Figure collection entries
....

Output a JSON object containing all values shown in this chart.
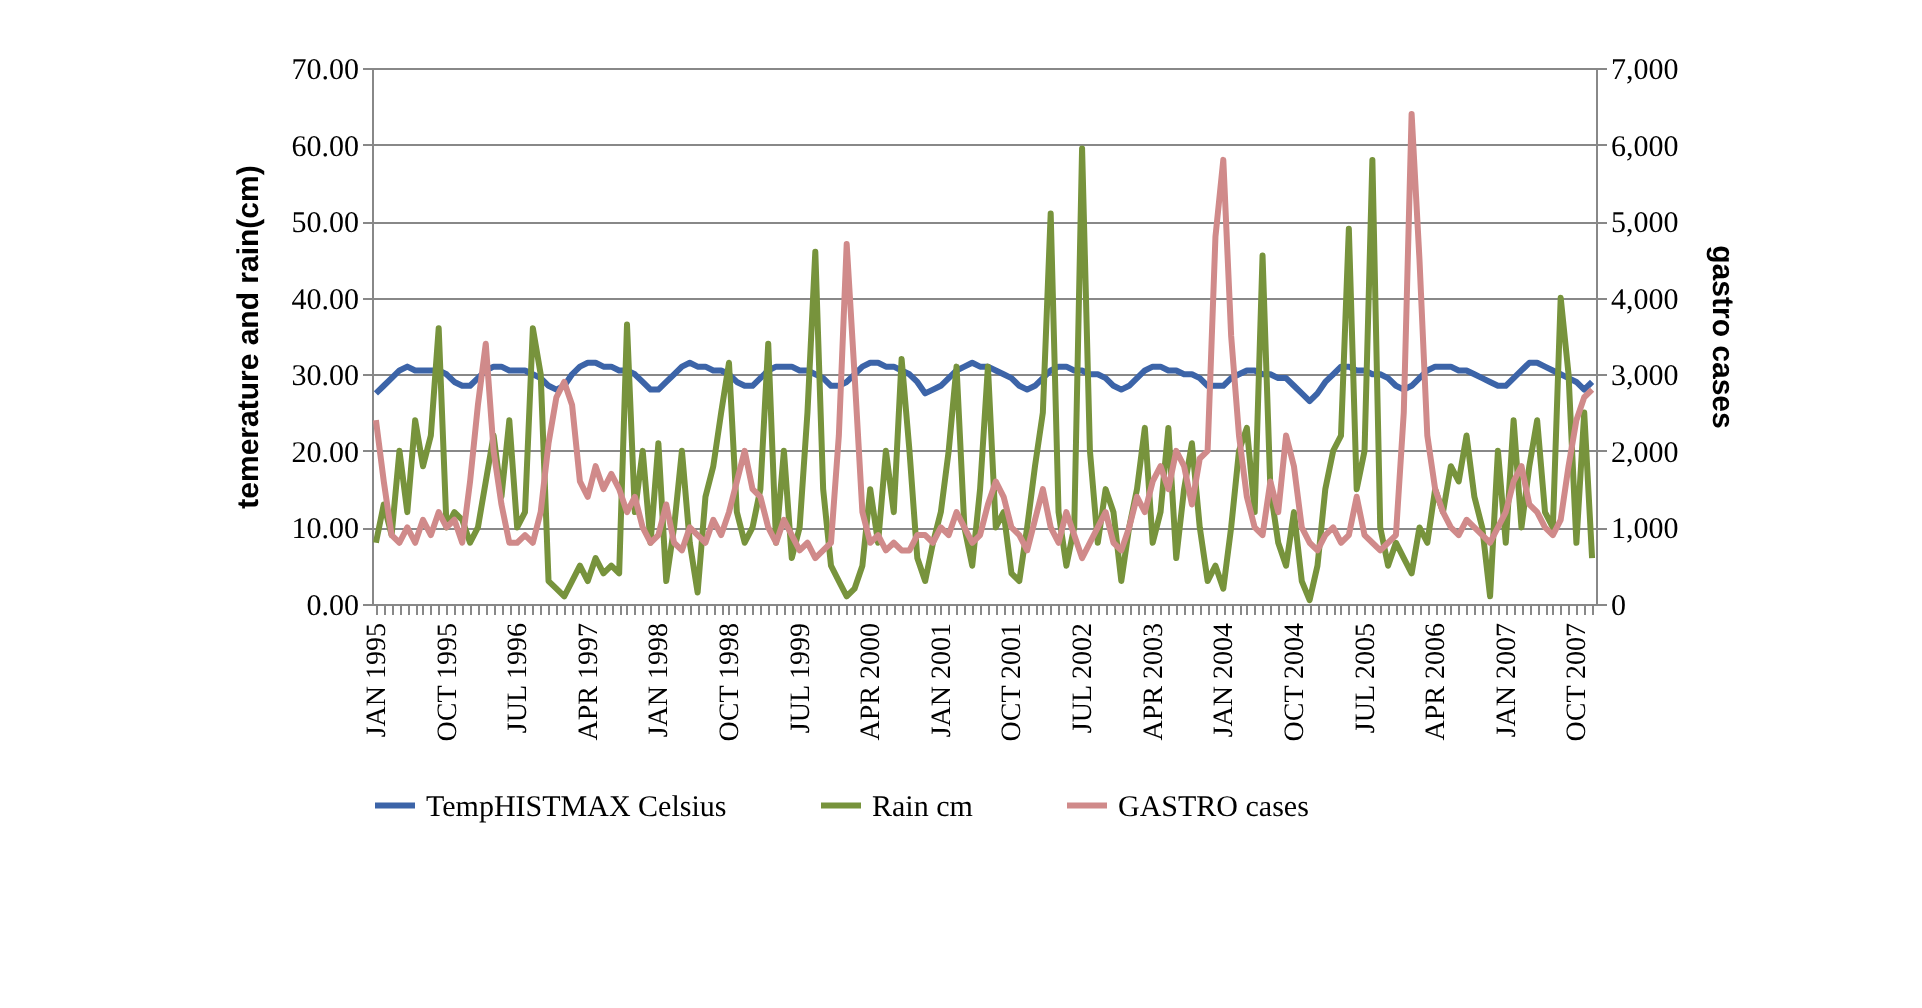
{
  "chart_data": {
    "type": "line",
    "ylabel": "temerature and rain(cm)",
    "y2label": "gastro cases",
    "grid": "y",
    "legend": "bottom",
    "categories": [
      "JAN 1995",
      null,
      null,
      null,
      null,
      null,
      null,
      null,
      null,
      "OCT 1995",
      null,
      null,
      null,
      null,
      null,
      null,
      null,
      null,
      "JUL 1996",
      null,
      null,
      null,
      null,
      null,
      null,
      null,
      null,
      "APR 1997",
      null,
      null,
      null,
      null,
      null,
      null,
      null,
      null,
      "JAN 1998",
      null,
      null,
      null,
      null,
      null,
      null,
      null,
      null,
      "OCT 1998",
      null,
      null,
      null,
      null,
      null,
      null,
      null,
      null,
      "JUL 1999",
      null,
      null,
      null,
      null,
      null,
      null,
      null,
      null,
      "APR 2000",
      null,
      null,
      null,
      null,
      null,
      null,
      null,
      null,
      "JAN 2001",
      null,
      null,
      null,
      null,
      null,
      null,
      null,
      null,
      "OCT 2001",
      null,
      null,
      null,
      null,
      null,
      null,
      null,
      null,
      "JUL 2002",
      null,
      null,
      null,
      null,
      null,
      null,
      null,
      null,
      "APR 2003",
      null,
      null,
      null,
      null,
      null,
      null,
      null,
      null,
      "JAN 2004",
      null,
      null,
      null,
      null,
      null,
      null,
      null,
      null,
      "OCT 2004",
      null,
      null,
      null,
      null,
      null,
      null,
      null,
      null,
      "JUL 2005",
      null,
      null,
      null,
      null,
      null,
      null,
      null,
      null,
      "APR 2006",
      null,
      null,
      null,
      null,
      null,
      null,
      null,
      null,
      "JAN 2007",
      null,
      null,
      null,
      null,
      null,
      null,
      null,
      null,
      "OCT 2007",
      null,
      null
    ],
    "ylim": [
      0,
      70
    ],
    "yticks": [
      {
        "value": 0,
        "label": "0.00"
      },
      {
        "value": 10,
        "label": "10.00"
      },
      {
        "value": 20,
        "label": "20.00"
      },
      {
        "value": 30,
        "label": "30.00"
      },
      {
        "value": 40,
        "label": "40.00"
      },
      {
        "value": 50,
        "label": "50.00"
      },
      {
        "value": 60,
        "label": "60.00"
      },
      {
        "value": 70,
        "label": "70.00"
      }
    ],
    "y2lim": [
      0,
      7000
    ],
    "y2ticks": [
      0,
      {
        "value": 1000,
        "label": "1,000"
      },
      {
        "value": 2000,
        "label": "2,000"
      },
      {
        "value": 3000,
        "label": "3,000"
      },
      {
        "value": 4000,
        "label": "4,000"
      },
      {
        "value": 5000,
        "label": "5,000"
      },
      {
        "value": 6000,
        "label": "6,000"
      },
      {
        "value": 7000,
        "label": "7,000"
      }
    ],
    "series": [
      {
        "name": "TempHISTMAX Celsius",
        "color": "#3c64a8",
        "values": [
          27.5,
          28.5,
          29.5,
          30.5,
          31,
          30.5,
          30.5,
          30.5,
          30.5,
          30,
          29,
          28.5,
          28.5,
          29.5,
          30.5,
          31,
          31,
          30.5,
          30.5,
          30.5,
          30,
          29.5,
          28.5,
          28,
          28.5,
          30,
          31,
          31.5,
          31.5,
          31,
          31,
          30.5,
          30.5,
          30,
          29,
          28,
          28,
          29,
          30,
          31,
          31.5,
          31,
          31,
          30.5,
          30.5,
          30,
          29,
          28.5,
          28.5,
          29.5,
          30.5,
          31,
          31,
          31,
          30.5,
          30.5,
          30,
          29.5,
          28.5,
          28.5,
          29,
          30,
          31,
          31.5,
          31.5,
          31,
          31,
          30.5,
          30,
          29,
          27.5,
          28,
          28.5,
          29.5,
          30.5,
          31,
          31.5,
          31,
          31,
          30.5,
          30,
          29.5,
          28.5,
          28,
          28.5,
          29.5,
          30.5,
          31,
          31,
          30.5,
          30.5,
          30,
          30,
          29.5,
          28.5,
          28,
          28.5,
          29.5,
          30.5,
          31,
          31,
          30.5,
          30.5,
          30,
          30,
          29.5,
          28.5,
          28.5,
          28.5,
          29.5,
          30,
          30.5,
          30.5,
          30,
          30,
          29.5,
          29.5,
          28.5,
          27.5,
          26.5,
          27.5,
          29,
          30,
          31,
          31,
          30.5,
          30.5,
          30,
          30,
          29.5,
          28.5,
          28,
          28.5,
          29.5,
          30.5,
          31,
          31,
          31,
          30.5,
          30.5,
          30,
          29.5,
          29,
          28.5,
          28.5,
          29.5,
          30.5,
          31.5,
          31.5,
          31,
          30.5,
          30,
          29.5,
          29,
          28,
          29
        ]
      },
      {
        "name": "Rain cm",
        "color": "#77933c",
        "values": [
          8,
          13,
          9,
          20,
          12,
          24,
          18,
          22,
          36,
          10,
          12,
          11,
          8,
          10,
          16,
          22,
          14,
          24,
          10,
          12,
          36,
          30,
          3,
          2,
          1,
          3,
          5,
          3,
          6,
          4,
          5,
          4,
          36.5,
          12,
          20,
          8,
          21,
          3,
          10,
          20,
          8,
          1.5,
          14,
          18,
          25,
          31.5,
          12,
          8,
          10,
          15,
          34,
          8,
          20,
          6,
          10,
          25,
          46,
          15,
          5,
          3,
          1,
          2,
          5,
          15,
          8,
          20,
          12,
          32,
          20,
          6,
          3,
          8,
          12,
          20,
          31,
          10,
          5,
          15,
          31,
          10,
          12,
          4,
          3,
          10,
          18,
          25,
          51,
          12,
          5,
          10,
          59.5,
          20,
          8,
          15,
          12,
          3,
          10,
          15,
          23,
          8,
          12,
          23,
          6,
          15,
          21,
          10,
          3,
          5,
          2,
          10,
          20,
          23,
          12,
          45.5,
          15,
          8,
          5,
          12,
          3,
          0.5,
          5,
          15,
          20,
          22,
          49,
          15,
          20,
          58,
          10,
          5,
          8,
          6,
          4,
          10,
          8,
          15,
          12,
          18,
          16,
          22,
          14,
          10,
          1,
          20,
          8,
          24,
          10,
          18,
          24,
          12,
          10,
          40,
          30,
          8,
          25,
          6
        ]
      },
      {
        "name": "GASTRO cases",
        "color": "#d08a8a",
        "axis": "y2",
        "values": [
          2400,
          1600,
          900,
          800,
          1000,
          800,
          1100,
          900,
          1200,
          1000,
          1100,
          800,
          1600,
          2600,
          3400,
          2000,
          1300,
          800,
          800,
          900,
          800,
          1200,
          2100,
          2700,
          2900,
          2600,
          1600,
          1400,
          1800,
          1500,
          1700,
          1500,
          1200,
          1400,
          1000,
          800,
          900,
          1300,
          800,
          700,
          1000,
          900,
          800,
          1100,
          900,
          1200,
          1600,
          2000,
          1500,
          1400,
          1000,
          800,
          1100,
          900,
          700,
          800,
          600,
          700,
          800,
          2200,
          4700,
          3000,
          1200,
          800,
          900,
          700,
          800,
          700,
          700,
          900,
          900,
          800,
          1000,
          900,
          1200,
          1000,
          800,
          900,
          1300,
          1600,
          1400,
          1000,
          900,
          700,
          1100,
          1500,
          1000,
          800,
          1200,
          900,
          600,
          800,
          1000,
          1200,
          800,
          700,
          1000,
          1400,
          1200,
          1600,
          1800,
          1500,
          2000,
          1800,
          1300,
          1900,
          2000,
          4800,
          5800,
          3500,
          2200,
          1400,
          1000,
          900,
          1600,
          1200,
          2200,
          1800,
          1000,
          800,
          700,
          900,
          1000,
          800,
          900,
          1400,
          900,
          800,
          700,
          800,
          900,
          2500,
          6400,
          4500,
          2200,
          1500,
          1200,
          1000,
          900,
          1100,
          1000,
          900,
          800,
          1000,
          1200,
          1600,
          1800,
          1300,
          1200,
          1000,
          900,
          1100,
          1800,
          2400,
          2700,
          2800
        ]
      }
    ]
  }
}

....

*WHAT YOU SHOULD DO*: Search the data for "name". Copy every matching line.

*TASK SOLUTION*:
        "name": "TempHISTMAX Celsius",
        "name": "Rain cm",
        "name": "GASTRO cases",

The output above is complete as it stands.